» DOCUMENT SEGMENT:
>>>>>

# 32 Ford Rod



## Gary66 (Dec 12, 2009)

Wanted to build this for a long time, got the wheels from the Tom Taylor '34 Cabriolet. Yellow Monogram '32 Roadster kit, rear tires from Monogram Troublemaker F/C. Injector tubes and other goodies from parts box. Decals by Billy Gooche. Paint is Krylon Banner Gloss Red over Duplicolor Primer sealer, cleared with Future. Thanks for looking.


----------



## Harold Sage (Apr 6, 2008)

Nice work. :thumbsup:


----------



## Schumacher330 (Nov 8, 2010)

Great work bud! :thumbsup:


----------



## Skymnky261 (Sep 1, 2012)

Beautiful!


----------



## dge467 (Jul 6, 2012)

Awesome!!!!!


----------



## MP412 (Feb 2, 2013)

Very Cool!


----------



## macart52 (Jun 5, 2010)

Rules!!!!!!!!!!!!!!!!!!!!!!


----------



## QuicksilverDC (Jan 11, 2009)

:thumbsup::thumbsup::thumbsup::thumbsup::thumbsup:


----------



## macart52 (Jun 5, 2010)

Rules!!!!!!!!!!!!!!!!!!!!!!!!!


----------

<<<<<

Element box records

>>>>>

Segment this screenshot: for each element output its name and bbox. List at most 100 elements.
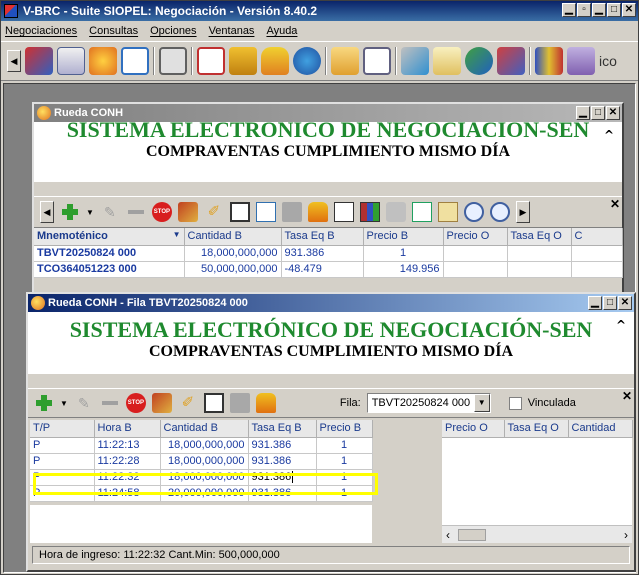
- settings-icon[interactable]: [385, 202, 406, 222]
- maximize-icon[interactable]: □: [603, 296, 617, 310]
- menu-ventanas[interactable]: Ventanas: [209, 21, 255, 41]
- sync-icon[interactable]: [465, 47, 493, 75]
- table-row-selected[interactable]: P 11:22:32 18,000,000,000 931.386 1: [30, 469, 373, 486]
- wand-icon[interactable]: ✐: [178, 393, 198, 413]
- column-header[interactable]: Tasa Eq B: [281, 228, 364, 246]
- column-header[interactable]: Cantidad B: [184, 228, 282, 246]
- column-header[interactable]: Tasa Eq B: [248, 420, 317, 438]
- bar-chart-icon[interactable]: [359, 202, 380, 222]
- stop-icon[interactable]: STOP: [125, 393, 146, 413]
- cell[interactable]: P: [30, 485, 95, 502]
- close-icon[interactable]: ✕: [622, 3, 636, 17]
- close-icon[interactable]: ✕: [606, 106, 620, 120]
- cell[interactable]: 11:22:13: [94, 437, 161, 454]
- cell[interactable]: 11:22:32: [94, 469, 161, 486]
- chevron-down-icon[interactable]: ▼: [473, 394, 490, 412]
- auction-icon[interactable]: [151, 393, 172, 413]
- edit-icon[interactable]: ✎: [74, 393, 94, 413]
- wand-icon[interactable]: ✐: [204, 202, 224, 222]
- column-header[interactable]: Tasa Eq O: [504, 420, 569, 438]
- maximize-icon[interactable]: □: [607, 3, 621, 17]
- maximize-icon[interactable]: □: [591, 106, 605, 120]
- menu-opciones[interactable]: Opciones: [150, 21, 196, 41]
- dropdown-arrow-icon[interactable]: ▼: [86, 208, 94, 217]
- remove-icon[interactable]: [126, 202, 146, 222]
- lock-icon[interactable]: [331, 47, 359, 75]
- add-icon[interactable]: [60, 202, 80, 222]
- column-header[interactable]: C: [571, 228, 623, 246]
- cell[interactable]: [507, 261, 572, 278]
- table-row[interactable]: P 11:22:13 18,000,000,000 931.386 1: [30, 437, 373, 454]
- refresh-icon[interactable]: [25, 47, 53, 75]
- cell[interactable]: 931.386: [248, 437, 317, 454]
- cell[interactable]: P: [30, 453, 95, 470]
- cell[interactable]: 1: [316, 437, 373, 454]
- cell[interactable]: 931.386: [248, 485, 317, 502]
- minimize-icon[interactable]: ▁: [588, 296, 602, 310]
- cell[interactable]: 149.956: [363, 261, 444, 278]
- cell[interactable]: 50,000,000,000: [184, 261, 282, 278]
- column-header[interactable]: Precio O: [442, 420, 505, 438]
- menu-negociaciones[interactable]: Negociaciones: [5, 21, 77, 41]
- edit-icon[interactable]: ✎: [100, 202, 120, 222]
- cell[interactable]: P: [30, 437, 95, 454]
- stop-icon[interactable]: STOP: [151, 202, 172, 222]
- table-row[interactable]: TCO364051223 000 50,000,000,000 -48.479 …: [34, 261, 623, 278]
- grid-icon[interactable]: [121, 47, 149, 75]
- copy-icon[interactable]: [255, 202, 276, 222]
- people-icon[interactable]: [229, 47, 257, 75]
- cell[interactable]: 18,000,000,000: [184, 245, 282, 262]
- transfer-icon[interactable]: [411, 202, 432, 222]
- close-icon[interactable]: ✕: [618, 296, 632, 310]
- column-header[interactable]: Cantidad: [568, 420, 633, 438]
- vinculada-checkbox[interactable]: [508, 396, 522, 410]
- save-icon[interactable]: [203, 393, 224, 413]
- cell[interactable]: 18,000,000,000: [160, 453, 249, 470]
- scroll-left-icon[interactable]: ◀: [7, 50, 21, 72]
- cell[interactable]: -48.479: [281, 261, 364, 278]
- cell[interactable]: 18,000,000,000: [160, 469, 249, 486]
- cell[interactable]: P: [30, 469, 95, 486]
- cell[interactable]: [571, 245, 623, 262]
- column-header[interactable]: Tasa Eq O: [507, 228, 572, 246]
- collapse-icon[interactable]: ^: [616, 318, 626, 332]
- table-row[interactable]: TBVT20250824 000 18,000,000,000 931.386 …: [34, 245, 623, 262]
- column-header[interactable]: Precio O: [443, 228, 508, 246]
- cell[interactable]: 1: [316, 469, 373, 486]
- transfer-icon[interactable]: [401, 47, 429, 75]
- cell[interactable]: [571, 261, 623, 278]
- check-chart-icon[interactable]: [333, 202, 354, 222]
- minimize-icon[interactable]: ▁: [576, 106, 590, 120]
- vinculada-label[interactable]: Vinculada: [528, 397, 576, 409]
- cell[interactable]: 18,000,000,000: [160, 437, 249, 454]
- table-row[interactable]: P 11:24:58 20,000,000,000 931.386 1: [30, 485, 373, 502]
- hand-icon[interactable]: [307, 202, 328, 222]
- column-header[interactable]: Precio B: [316, 420, 373, 438]
- tag-icon[interactable]: [433, 47, 461, 75]
- exchange-icon[interactable]: [497, 47, 525, 75]
- add-icon[interactable]: [34, 393, 54, 413]
- close-toolbar-icon[interactable]: ✕: [622, 389, 632, 403]
- column-header[interactable]: Hora B: [94, 420, 161, 438]
- hand-icon[interactable]: [261, 47, 289, 75]
- column-header[interactable]: Mnemoténico ▼: [34, 228, 185, 246]
- cell[interactable]: 11:22:28: [94, 453, 161, 470]
- scroll-right-icon[interactable]: ▶: [515, 201, 530, 223]
- minimize-icon[interactable]: ▁: [592, 3, 606, 17]
- cell[interactable]: [507, 245, 572, 262]
- remove-icon[interactable]: [100, 393, 120, 413]
- cell[interactable]: 931.386: [248, 453, 317, 470]
- scroll-left-icon[interactable]: ◀: [40, 201, 54, 223]
- scroll-right-icon[interactable]: ›: [624, 528, 628, 542]
- zoom-in-icon[interactable]: [463, 202, 484, 222]
- sun-icon[interactable]: [89, 47, 117, 75]
- minimize-icon[interactable]: ▁: [562, 3, 576, 17]
- horizontal-scrollbar[interactable]: ‹ ›: [442, 525, 632, 543]
- cell[interactable]: 11:24:58: [94, 485, 161, 502]
- cell[interactable]: [443, 261, 508, 278]
- cell-editing[interactable]: 931.386: [248, 469, 317, 486]
- calculator-icon[interactable]: [159, 47, 187, 75]
- restore-icon[interactable]: ▫: [577, 3, 591, 17]
- hand-icon[interactable]: [255, 393, 276, 413]
- save-icon[interactable]: [229, 202, 250, 222]
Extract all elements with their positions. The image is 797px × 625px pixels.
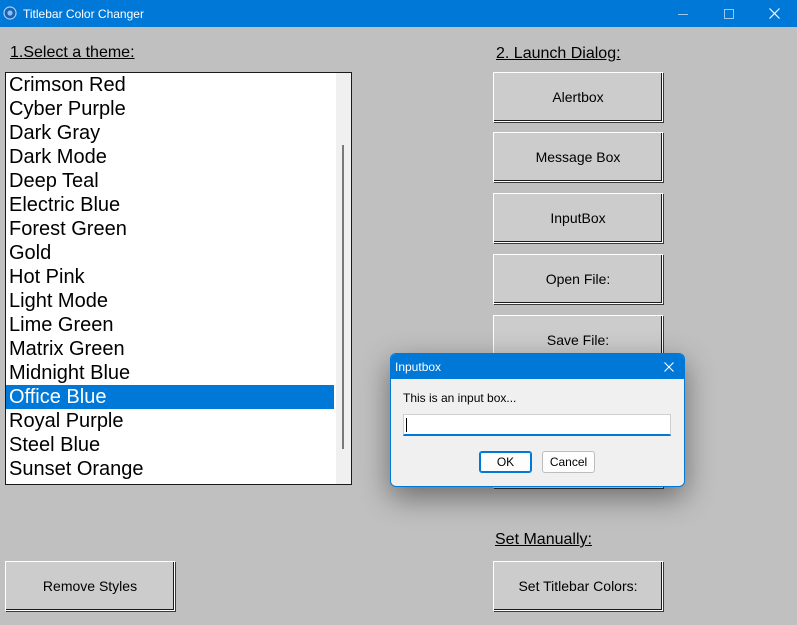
theme-item[interactable]: Hot Pink [6, 265, 334, 289]
theme-item[interactable]: Gold [6, 241, 334, 265]
alertbox-button[interactable]: Alertbox [493, 72, 663, 122]
dialog-title: Inputbox [395, 360, 442, 374]
select-theme-label: 1.Select a theme: [10, 44, 135, 61]
dialog-prompt: This is an input box... [403, 391, 517, 405]
input-dialog: Inputbox This is an input box... OK Canc… [390, 353, 685, 487]
set-manually-label: Set Manually: [495, 531, 592, 548]
theme-item[interactable]: Dark Mode [6, 145, 334, 169]
theme-list[interactable]: Crimson Red Cyber Purple Dark Gray Dark Mod… [5, 72, 352, 485]
cancel-button[interactable]: Cancel [542, 451, 595, 473]
remove-styles-button[interactable]: Remove Styles [5, 561, 175, 611]
open-file-button[interactable]: Open File: [493, 254, 663, 304]
dialog-text-input[interactable] [403, 414, 671, 436]
scrollbar-thumb[interactable] [342, 145, 344, 449]
theme-item[interactable]: Crimson Red [6, 73, 334, 97]
minimize-button[interactable] [660, 0, 706, 27]
set-titlebar-colors-button[interactable]: Set Titlebar Colors: [493, 561, 663, 611]
theme-item[interactable]: Light Mode [6, 289, 334, 313]
inputbox-button[interactable]: InputBox [493, 193, 663, 243]
theme-item[interactable]: Matrix Green [6, 337, 334, 361]
theme-item[interactable]: Deep Teal [6, 169, 334, 193]
close-icon [768, 8, 780, 19]
scrollbar[interactable] [336, 73, 351, 484]
minimize-icon [678, 13, 688, 15]
dialog-close-button[interactable] [654, 354, 684, 379]
maximize-icon [724, 8, 734, 19]
theme-item[interactable]: Cyber Purple [6, 97, 334, 121]
theme-item[interactable]: Dark Gray [6, 121, 334, 145]
theme-item[interactable]: Sunset Orange [6, 457, 334, 481]
launch-dialog-label: 2. Launch Dialog: [496, 45, 621, 62]
close-button[interactable] [751, 0, 797, 27]
theme-item[interactable]: Office Blue [6, 385, 334, 409]
theme-item[interactable]: Royal Purple [6, 409, 334, 433]
titlebar: Titlebar Color Changer [0, 0, 797, 27]
close-icon [664, 361, 674, 372]
theme-item[interactable]: Steel Blue [6, 433, 334, 457]
theme-item[interactable]: Midnight Blue [6, 361, 334, 385]
text-caret [406, 418, 407, 432]
window-title: Titlebar Color Changer [23, 7, 144, 21]
theme-item[interactable]: Electric Blue [6, 193, 334, 217]
theme-item[interactable]: Lime Green [6, 313, 334, 337]
app-icon [3, 6, 17, 20]
dialog-titlebar: Inputbox [391, 354, 684, 379]
ok-button[interactable]: OK [479, 451, 532, 473]
maximize-button[interactable] [706, 0, 752, 27]
message-box-button[interactable]: Message Box [493, 132, 663, 182]
theme-item[interactable]: Forest Green [6, 217, 334, 241]
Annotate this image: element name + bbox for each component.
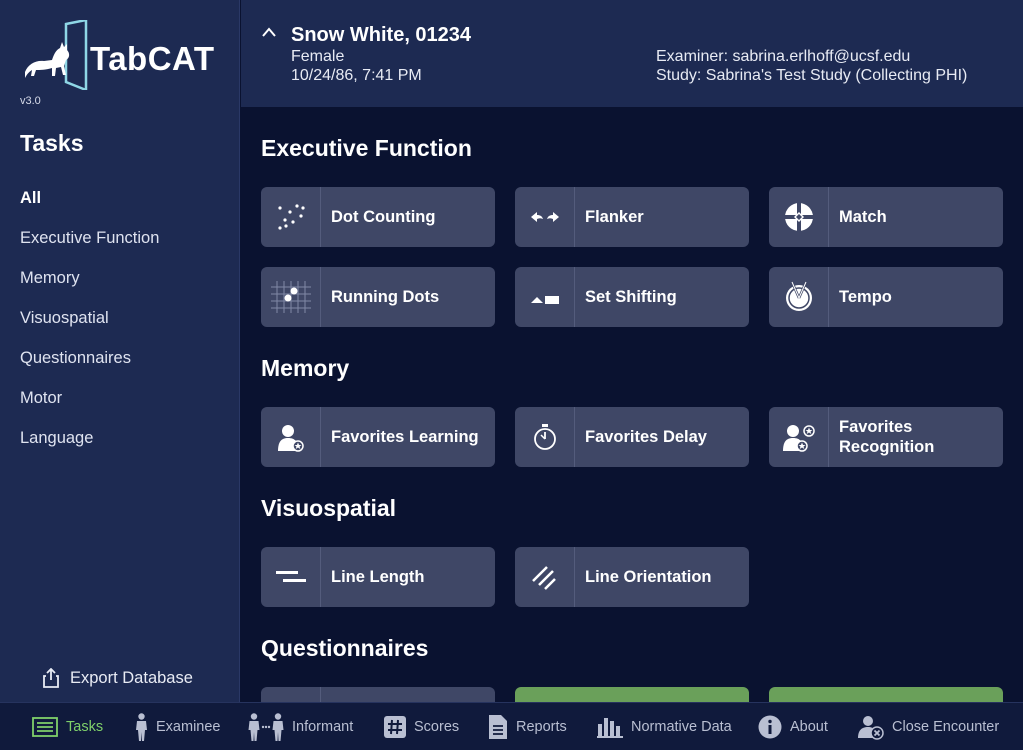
tempo-icon bbox=[785, 281, 812, 311]
sidebar-item-motor[interactable]: Motor bbox=[20, 386, 159, 426]
task-label: Tempo bbox=[839, 288, 892, 306]
sidebar-item-all[interactable]: All bbox=[20, 186, 159, 226]
task-tempo[interactable]: Tempo bbox=[769, 267, 1003, 327]
app-name: TabCAT bbox=[90, 40, 215, 77]
match-icon bbox=[784, 203, 813, 231]
examiner-info: Examiner: sabrina.erlhoff@ucsf.edu bbox=[656, 48, 911, 65]
task-match[interactable]: Match bbox=[769, 187, 1003, 247]
task-label: Favorites Learning bbox=[331, 428, 479, 446]
sidebar-nav: All Executive Function Memory Visuospati… bbox=[20, 186, 159, 466]
person-icon bbox=[136, 713, 147, 741]
bottom-nav-examinee[interactable]: Examinee bbox=[135, 703, 220, 750]
cat-logo-icon bbox=[25, 20, 88, 90]
favorites-learning-icon bbox=[277, 425, 304, 452]
line-orientation-icon bbox=[531, 566, 556, 590]
set-shifting-icon bbox=[530, 296, 559, 304]
sidebar-item-executive-function[interactable]: Executive Function bbox=[20, 226, 159, 266]
sidebar-heading: Tasks bbox=[20, 130, 84, 156]
app-version: v3.0 bbox=[20, 95, 41, 107]
bottom-nav-label: Close Encounter bbox=[892, 719, 1000, 735]
line-length-icon bbox=[275, 571, 306, 582]
share-export-icon bbox=[43, 668, 59, 688]
task-label: Favorites Delay bbox=[585, 428, 707, 446]
sidebar-item-visuospatial[interactable]: Visuospatial bbox=[20, 306, 159, 346]
task-questionnaire-completed-partial[interactable] bbox=[515, 687, 749, 702]
bottom-nav-scores[interactable]: Scores bbox=[384, 703, 459, 750]
patient-dob: 10/24/86, 7:41 PM bbox=[291, 67, 422, 84]
task-list: Executive Function Dot Counting Flanker bbox=[241, 107, 1023, 702]
patient-name: Snow White, 01234 bbox=[291, 24, 472, 46]
tabcat-logo: TabCAT bbox=[20, 20, 220, 92]
encounter-header: Snow White, 01234 Female 10/24/86, 7:41 … bbox=[241, 0, 1023, 107]
task-favorites-delay[interactable]: Favorites Delay bbox=[515, 407, 749, 467]
task-label: Dot Counting bbox=[331, 208, 436, 226]
bottom-nav-about[interactable]: About bbox=[758, 703, 828, 750]
informant-icon bbox=[248, 713, 284, 741]
sidebar-item-memory[interactable]: Memory bbox=[20, 266, 159, 306]
close-encounter-icon bbox=[858, 716, 884, 740]
task-label: Match bbox=[839, 208, 887, 226]
hash-icon bbox=[384, 716, 406, 738]
task-running-dots[interactable]: Running Dots bbox=[261, 267, 495, 327]
task-label: Set Shifting bbox=[585, 288, 677, 306]
study-info: Study: Sabrina's Test Study (Collecting … bbox=[656, 67, 968, 84]
dot-counting-icon bbox=[277, 204, 305, 230]
section-title-visuospatial: Visuospatial bbox=[261, 495, 397, 521]
task-label: Flanker bbox=[585, 208, 644, 226]
bottom-nav-label: Reports bbox=[516, 719, 567, 735]
bottom-nav-bar: Tasks Examinee Informant Scores Reports bbox=[0, 702, 1023, 750]
export-database-label: Export Database bbox=[70, 668, 193, 687]
task-dot-counting[interactable]: Dot Counting bbox=[261, 187, 495, 247]
task-line-orientation[interactable]: Line Orientation bbox=[515, 547, 749, 607]
task-label: Line Length bbox=[331, 568, 425, 586]
task-questionnaire-completed-partial[interactable] bbox=[769, 687, 1003, 702]
bottom-nav-label: Scores bbox=[414, 719, 460, 735]
favorites-recognition-icon bbox=[782, 425, 815, 452]
export-database-button[interactable]: Export Database bbox=[42, 668, 193, 688]
section-title-questionnaires: Questionnaires bbox=[261, 635, 429, 661]
section-title-executive-function: Executive Function bbox=[261, 135, 472, 161]
stopwatch-icon bbox=[533, 424, 556, 450]
chevron-up-icon[interactable] bbox=[261, 26, 277, 38]
task-label: Favorites Recognition bbox=[839, 418, 935, 456]
bottom-nav-normative-data[interactable]: Normative Data bbox=[597, 703, 732, 750]
bottom-nav-reports[interactable]: Reports bbox=[488, 703, 567, 750]
task-label: Line Orientation bbox=[585, 568, 712, 586]
task-favorites-learning[interactable]: Favorites Learning bbox=[261, 407, 495, 467]
task-questionnaire-partial[interactable] bbox=[261, 687, 495, 702]
patient-sex: Female bbox=[291, 48, 345, 65]
task-set-shifting[interactable]: Set Shifting bbox=[515, 267, 749, 327]
tasks-list-icon bbox=[32, 717, 58, 737]
task-label: Running Dots bbox=[331, 288, 440, 306]
bottom-nav-label: Normative Data bbox=[631, 719, 732, 735]
bottom-nav-label: Tasks bbox=[66, 719, 104, 735]
sidebar-item-questionnaires[interactable]: Questionnaires bbox=[20, 346, 159, 386]
section-title-memory: Memory bbox=[261, 355, 350, 381]
task-line-length[interactable]: Line Length bbox=[261, 547, 495, 607]
info-icon bbox=[758, 715, 782, 739]
sidebar-item-language[interactable]: Language bbox=[20, 426, 159, 466]
bottom-nav-tasks[interactable]: Tasks bbox=[32, 703, 103, 750]
running-dots-icon bbox=[270, 281, 311, 313]
document-icon bbox=[489, 715, 507, 739]
flanker-icon bbox=[530, 212, 559, 222]
task-favorites-recognition[interactable]: Favorites Recognition bbox=[769, 407, 1003, 467]
bottom-nav-close-encounter[interactable]: Close Encounter bbox=[858, 703, 999, 750]
task-flanker[interactable]: Flanker bbox=[515, 187, 749, 247]
bottom-nav-label: Examinee bbox=[156, 719, 221, 735]
bar-chart-icon bbox=[597, 718, 623, 738]
bottom-nav-label: Informant bbox=[292, 719, 354, 735]
bottom-nav-label: About bbox=[790, 719, 828, 735]
sidebar: TabCAT v3.0 Tasks All Executive Function… bbox=[0, 0, 240, 702]
bottom-nav-informant[interactable]: Informant bbox=[248, 703, 353, 750]
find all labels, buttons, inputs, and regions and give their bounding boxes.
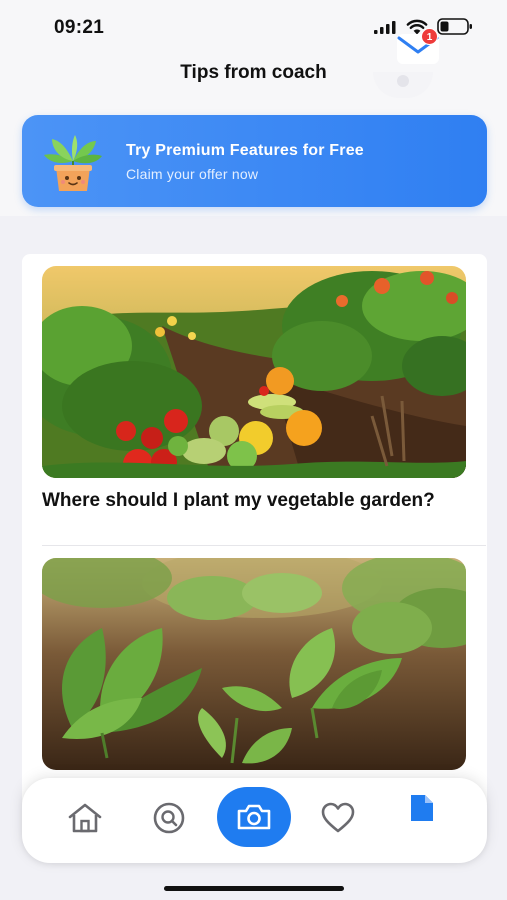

<<<<<

» WHAT THIS EXERCISE ASKS:
A) Answer these questions about the Ford rod forum thread, one per line:
(i) Which kit supplied the rear tires?
(ii) Who did the decals?
(iii) Which poster wrote "Great work bud!"?
B) In the records, duplicate every line from the one containing "tempo-icon bbox=[785, 281, 812, 311]" down to the one containing "sidebar-item-all[interactable]: All bbox=[20, 186, 159, 226]", including both of those lines.
The forum thread and the records have no connection to each other.

» RESPONSES BY TASK:
A)
(i) The Monogram Troublemaker F/C
(ii) Billy Gooche
(iii) Schumacher330

B)
tempo-icon bbox=[785, 281, 812, 311]
sidebar-item-motor[interactable]: Motor bbox=[20, 386, 159, 426]
task-label: Tempo bbox=[839, 288, 892, 306]
sidebar-item-all[interactable]: All bbox=[20, 186, 159, 226]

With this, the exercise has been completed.